[Page]
Thirdly, they estimate a peer group multiple. Lastly,
they apply the estimated peer group multiple to the
target company’s value driver to determine the equity
value of the target company.
The aim with this paper is to establish the
efficacy of value drivers in step one in estimating the
equity value of companies listed on the JSE. Although
various value drivers can be extracted from the
financial statements when constructing multiples,
earnings, cash flow, assets and revenue are used most
frequently in international literature (Liu, Nissim and
Thomas, 2002a). Of these four, earnings and cash
flow are most commonly used (Liu, Nissim and
Thomas, 2007). The general perception, that cash
flow may offer superior explanatory power vis-á-vis
earnings, stems, in part, from the fact that cash flow is
less susceptible, although not immune, to accounting
manipulations (Mulford and Comiskey, 2002; Fink,
2002; Securities and Exchange Commission, 2002).
However, analysts typically favour earnings-based
multiples (Rappaport and Mauboussin, 2001).
Although limited empirical studies exist on
multiples in emerging markets, various researchers
have conducted empirical research on value drivers in
developed markets. Most researchers came to the
conclusion that earnings-based multiples are superior
to their counterparts. Liu, Nissim and Thomas (2002b)
found earnings to be the best value driver in valuing
equity. Liu et al. (2002b) focused on price multiples
and investigated which value drivers performed the
best amongst earnings, cash flow, dividends and
revenue, to approximate stock prices in ten countries,
including South Africa, between 1987 and 2001.
However, Liu et al. (2002b) neglected to investigate
assets and limited the study to only four variables,
which may have rendered their approach biased. It
was found that multiples based on earnings generally
performed the best valuations, while those based on
cash flow and dividends produced average results.
Multiples based on revenue performed the worst.
In a study of the valuation accuracy of the price
earnings (P/E) ratio and the price to book value of
equity (P/BVE) ratio as benchmarks between 1973
and 1992, Cheng and McNamara (2000) found similar
results, i.e. earnings was the most important value
driver. Herrmann and Richter (2003) and Abukari, Jog
and McConomy (2000) drew similar conclusions.
In a research survey conducted in South Africa,
Nel (2010) found that academia’s order of preference
when using multiples, in terms of value drivers, is (1)
earnings-based multiples, (2) cash flow-based
multiples, (3) asset-based multiples, and (4) revenue-
based multiples. Although these preferences are fairly
well aligned with international research findings
(Herrmann and Richter, 2003; Liu et al., 2002a,
2002b; Abukari et al., 2000; Cheng and McNamara,
2000), Liu et al. (2002b) offers the only quantitative
empirical evidence to substantiate these preferences.
Despite the popularity of multiples in the
marketplace and among academia, multiple-based
research tends to focus on a limited number of
company years and investigates a limited number of
multiples, e.g. the P/E multiple or earnings before
interest, tax, depreciation and amortisation (EBITDA)
(Liu et al., 2002a, Alford, 1992). In the majority of the
current literature, studies tend to select a single value
driver as representative of whole value driver
categories, which suggests a biased approach. This
paper aims to address the lack of empirical evidence
in this regard by extending the previous selection of
variables from four to 16, thereby including various
multiples in each value driver category, and by
including assets as a value driver category.

Source records:
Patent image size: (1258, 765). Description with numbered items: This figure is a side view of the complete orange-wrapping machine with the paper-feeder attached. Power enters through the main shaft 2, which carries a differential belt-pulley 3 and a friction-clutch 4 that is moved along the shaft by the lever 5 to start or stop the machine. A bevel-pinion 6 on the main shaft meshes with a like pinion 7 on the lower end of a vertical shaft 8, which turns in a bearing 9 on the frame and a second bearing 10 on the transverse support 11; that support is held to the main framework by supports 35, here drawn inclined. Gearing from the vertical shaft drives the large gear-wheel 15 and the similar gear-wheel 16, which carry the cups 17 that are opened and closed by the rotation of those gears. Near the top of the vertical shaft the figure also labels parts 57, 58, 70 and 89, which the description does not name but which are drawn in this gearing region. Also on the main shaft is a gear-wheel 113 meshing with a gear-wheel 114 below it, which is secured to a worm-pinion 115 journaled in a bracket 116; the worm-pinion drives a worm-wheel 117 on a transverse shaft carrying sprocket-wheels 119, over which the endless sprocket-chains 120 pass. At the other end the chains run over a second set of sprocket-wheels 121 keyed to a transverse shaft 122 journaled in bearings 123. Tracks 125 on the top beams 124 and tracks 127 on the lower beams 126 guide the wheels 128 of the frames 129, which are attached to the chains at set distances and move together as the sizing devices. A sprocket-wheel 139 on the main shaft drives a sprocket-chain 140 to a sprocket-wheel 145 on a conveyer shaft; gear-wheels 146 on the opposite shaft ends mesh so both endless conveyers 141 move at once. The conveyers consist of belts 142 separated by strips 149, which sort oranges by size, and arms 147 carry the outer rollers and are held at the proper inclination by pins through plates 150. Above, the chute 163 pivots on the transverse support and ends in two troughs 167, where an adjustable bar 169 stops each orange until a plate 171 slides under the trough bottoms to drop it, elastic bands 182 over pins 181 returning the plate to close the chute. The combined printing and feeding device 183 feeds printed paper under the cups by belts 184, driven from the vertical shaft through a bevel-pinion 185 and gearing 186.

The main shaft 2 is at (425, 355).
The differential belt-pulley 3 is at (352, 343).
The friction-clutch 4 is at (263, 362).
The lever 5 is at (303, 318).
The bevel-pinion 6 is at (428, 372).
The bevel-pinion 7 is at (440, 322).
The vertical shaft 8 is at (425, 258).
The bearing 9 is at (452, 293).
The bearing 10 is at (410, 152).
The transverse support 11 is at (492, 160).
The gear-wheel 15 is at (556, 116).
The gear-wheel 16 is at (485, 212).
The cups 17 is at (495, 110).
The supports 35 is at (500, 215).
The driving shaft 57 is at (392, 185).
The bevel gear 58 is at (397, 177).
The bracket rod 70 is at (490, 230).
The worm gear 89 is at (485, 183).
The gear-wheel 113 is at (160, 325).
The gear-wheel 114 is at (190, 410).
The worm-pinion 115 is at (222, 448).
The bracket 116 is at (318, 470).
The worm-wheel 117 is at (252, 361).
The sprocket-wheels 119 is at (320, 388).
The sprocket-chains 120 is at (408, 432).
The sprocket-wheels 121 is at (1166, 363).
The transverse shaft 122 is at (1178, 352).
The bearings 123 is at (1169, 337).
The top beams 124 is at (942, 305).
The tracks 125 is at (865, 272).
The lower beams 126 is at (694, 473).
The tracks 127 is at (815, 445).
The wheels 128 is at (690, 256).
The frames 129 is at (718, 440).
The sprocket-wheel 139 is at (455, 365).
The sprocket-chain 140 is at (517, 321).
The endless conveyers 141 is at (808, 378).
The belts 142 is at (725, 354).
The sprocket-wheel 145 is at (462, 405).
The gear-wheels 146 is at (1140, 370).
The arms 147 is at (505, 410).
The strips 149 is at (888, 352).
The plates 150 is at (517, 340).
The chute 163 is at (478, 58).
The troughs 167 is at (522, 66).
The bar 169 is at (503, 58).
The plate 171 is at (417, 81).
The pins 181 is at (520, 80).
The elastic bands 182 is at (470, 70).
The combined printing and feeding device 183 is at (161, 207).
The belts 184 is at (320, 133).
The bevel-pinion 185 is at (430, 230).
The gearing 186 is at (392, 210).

[Instructions]
[A] Transcribe the passage from the text on value drivers in equity valuation, starting at "However, analysts typically" and ending at "and Thomas (2002b)".
[B] Pick up the text on value drivers in equity valuation after its final sentence and carry it forward.

[Answers below]
[A]
However, analysts typically favour earnings-based
multiples (Rappaport and Mauboussin, 2001).
Although limited empirical studies exist on
multiples in emerging markets, various researchers
have conducted empirical research on value drivers in
developed markets. Most researchers came to the
conclusion that earnings-based multiples are superior
to their counterparts. Liu, Nissim and Thomas (2002b)

[B]
3 Data selection
The following variables were extracted from the
McGregor BFA database: Market capitalisation
(MCap), Shares in issue, Gross profit (GP), Earnings
before interest, tax, depreciation and amortisation
(EBITDA), Earnings before interest and tax (EBIT),
Profit after tax (PAT), Profit before tax (PBT),
Headline earnings (HE), Total assets (TA), Invested
capital (IC), Book value of equity (BVE), Turnover
(R), Cash as operations, Increase/decrease in working
capital, Net retained cash (NCIfOA), Cash generated
(NCIfIA), Ordinary dividend (OD), Taxation paid,
Fixed assets acquired, Net interest paid/received,
Secondary tax on companies, Capital profits/losses on
financial assets, Normal taxation included in
extraordinary items, Total profit of an extraordinary
nature and Sector.
The data that were extracted from the McGregor
BFA database were screened based on three criteria:
1) All multiples are positive, i.e. multiples with
negative values were discarded, 2) The companies
have at least three years of positive company year
multiples, and 3) Each sector has at least four
observations that meet criteria 1) and 2) above.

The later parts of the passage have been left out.